-- START Information given --
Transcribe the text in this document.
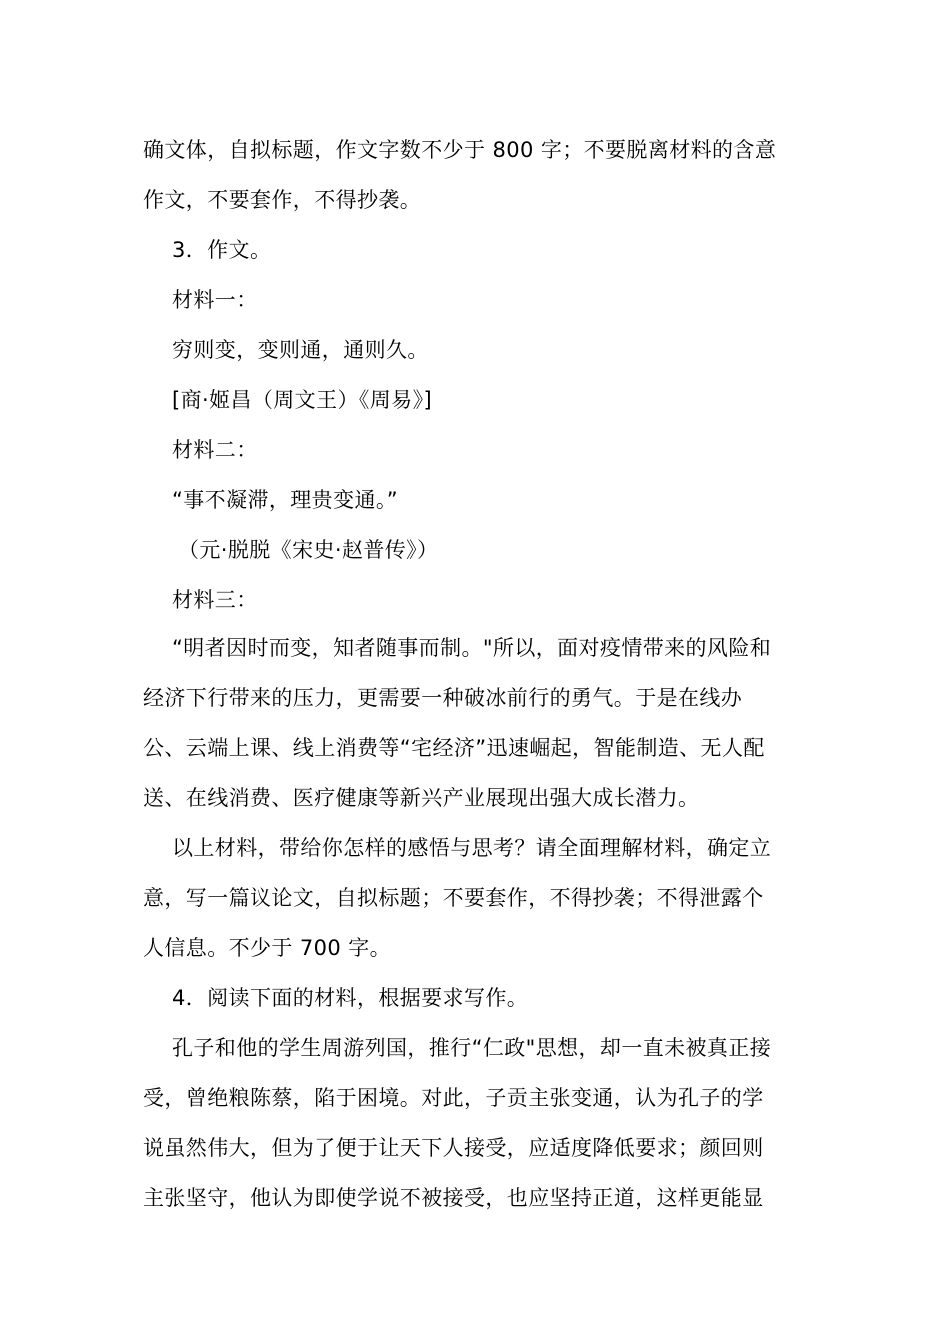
确文体，自拟标题，作文字数不少于 800 字；不要脱离材料的含意
作文，不要套作，不得抄袭。
3．作文。
材料一：
穷则变，变则通，通则久。
[商·姬昌（周文王）《周易》]
材料二：
“事不凝滞，理贵变通。”
（元·脱脱《宋史·赵普传》）
材料三：
“明者因时而变，知者随事而制。"所以，面对疫情带来的风险和
经济下行带来的压力，更需要一种破冰前行的勇气。于是在线办
公、云端上课、线上消费等“宅经济”迅速崛起，智能制造、无人配
送、在线消费、医疗健康等新兴产业展现出强大成长潜力。
以上材料，带给你怎样的感悟与思考？请全面理解材料，确定立
意，写一篇议论文，自拟标题；不要套作，不得抄袭；不得泄露个
人信息。不少于 700 字。
4．阅读下面的材料，根据要求写作。
孔子和他的学生周游列国，推行“仁政"思想，却一直未被真正接
受，曾绝粮陈蔡，陷于困境。对此，子贡主张变通，认为孔子的学
说虽然伟大，但为了便于让天下人接受，应适度降低要求；颜回则
主张坚守，他认为即使学说不被接受，也应坚持正道，这样更能显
-- END Information given --
Exercise description — Show all lines in the entries above where the string "自拟标题" appears.

Task result —
确文体，自拟标题，作文字数不少于 800 字；不要脱离材料的含意
意，写一篇议论文，自拟标题；不要套作，不得抄袭；不得泄露个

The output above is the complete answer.